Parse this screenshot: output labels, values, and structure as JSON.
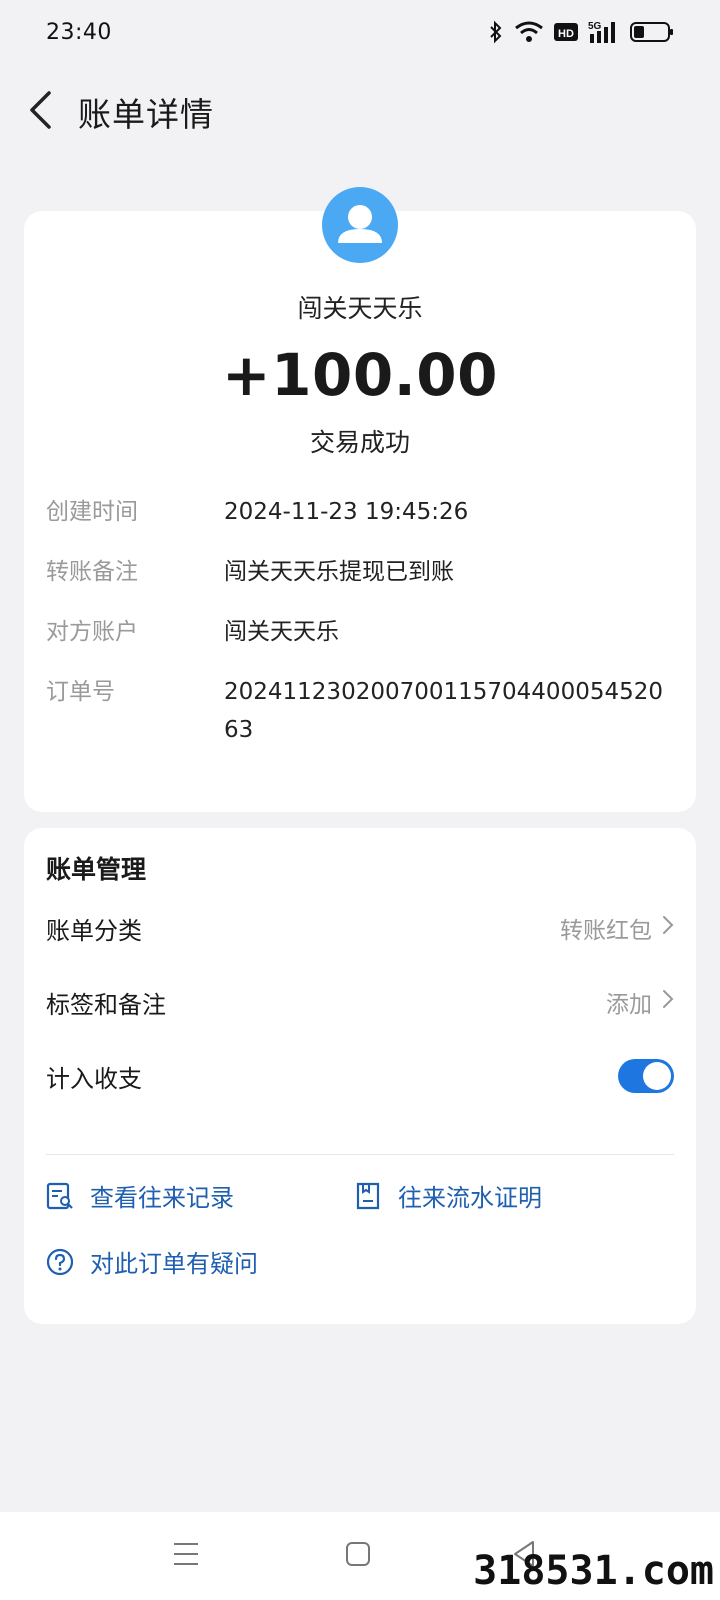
{
  "status_bar": {
    "time": "23:40",
    "icons": [
      "bluetooth-icon",
      "wifi-icon",
      "hd-icon",
      "5g-signal-icon",
      "battery-icon"
    ],
    "hd_label": "HD",
    "network_label": "5G"
  },
  "header": {
    "title": "账单详情",
    "back_icon": "chevron-left-icon"
  },
  "transaction": {
    "avatar_icon": "user-avatar-icon",
    "payee": "闯关天天乐",
    "amount": "+100.00",
    "status": "交易成功",
    "details": [
      {
        "label": "创建时间",
        "value": "2024-11-23 19:45:26"
      },
      {
        "label": "转账备注",
        "value": "闯关天天乐提现已到账"
      },
      {
        "label": "对方账户",
        "value": "闯关天天乐"
      },
      {
        "label": "订单号",
        "value": "20241123020070011570440005452063"
      }
    ]
  },
  "management": {
    "title": "账单管理",
    "rows": [
      {
        "label": "账单分类",
        "value": "转账红包"
      },
      {
        "label": "标签和备注",
        "value": "添加"
      },
      {
        "label": "计入收支",
        "toggle_on": true
      }
    ],
    "links": [
      {
        "label": "查看往来记录",
        "icon": "record-search-icon"
      },
      {
        "label": "往来流水证明",
        "icon": "statement-icon"
      },
      {
        "label": "对此订单有疑问",
        "icon": "question-circle-icon"
      }
    ]
  },
  "nav_bar": {
    "icons": [
      "menu-icon",
      "home-square-icon",
      "back-triangle-icon"
    ]
  },
  "watermark": "318531.com",
  "colors": {
    "accent": "#1e77e0",
    "avatar_bg": "#4aa9f2",
    "link": "#1f5fb0",
    "background": "#f2f2f4"
  }
}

= = = = =

EXERCISE BRIEF – Without including any picture, retype the entries exactly.

SOLVED EXERCISE –
Parse this screenshot: output labels, values, and structure as JSON.
{
  "status_bar": {
    "time": "23:40",
    "icons": [
      "bluetooth-icon",
      "wifi-icon",
      "hd-icon",
      "5g-signal-icon",
      "battery-icon"
    ],
    "hd_label": "HD",
    "network_label": "5G"
  },
  "header": {
    "title": "账单详情",
    "back_icon": "chevron-left-icon"
  },
  "transaction": {
    "avatar_icon": "user-avatar-icon",
    "payee": "闯关天天乐",
    "amount": "+100.00",
    "status": "交易成功",
    "details": [
      {
        "label": "创建时间",
        "value": "2024-11-23 19:45:26"
      },
      {
        "label": "转账备注",
        "value": "闯关天天乐提现已到账"
      },
      {
        "label": "对方账户",
        "value": "闯关天天乐"
      },
      {
        "label": "订单号",
        "value": "20241123020070011570440005452063"
      }
    ]
  },
  "management": {
    "title": "账单管理",
    "rows": [
      {
        "label": "账单分类",
        "value": "转账红包"
      },
      {
        "label": "标签和备注",
        "value": "添加"
      },
      {
        "label": "计入收支",
        "toggle_on": true
      }
    ],
    "links": [
      {
        "label": "查看往来记录",
        "icon": "record-search-icon"
      },
      {
        "label": "往来流水证明",
        "icon": "statement-icon"
      },
      {
        "label": "对此订单有疑问",
        "icon": "question-circle-icon"
      }
    ]
  },
  "nav_bar": {
    "icons": [
      "menu-icon",
      "home-square-icon",
      "back-triangle-icon"
    ]
  },
  "watermark": "318531.com",
  "colors": {
    "accent": "#1e77e0",
    "avatar_bg": "#4aa9f2",
    "link": "#1f5fb0",
    "background": "#f2f2f4"
  }
}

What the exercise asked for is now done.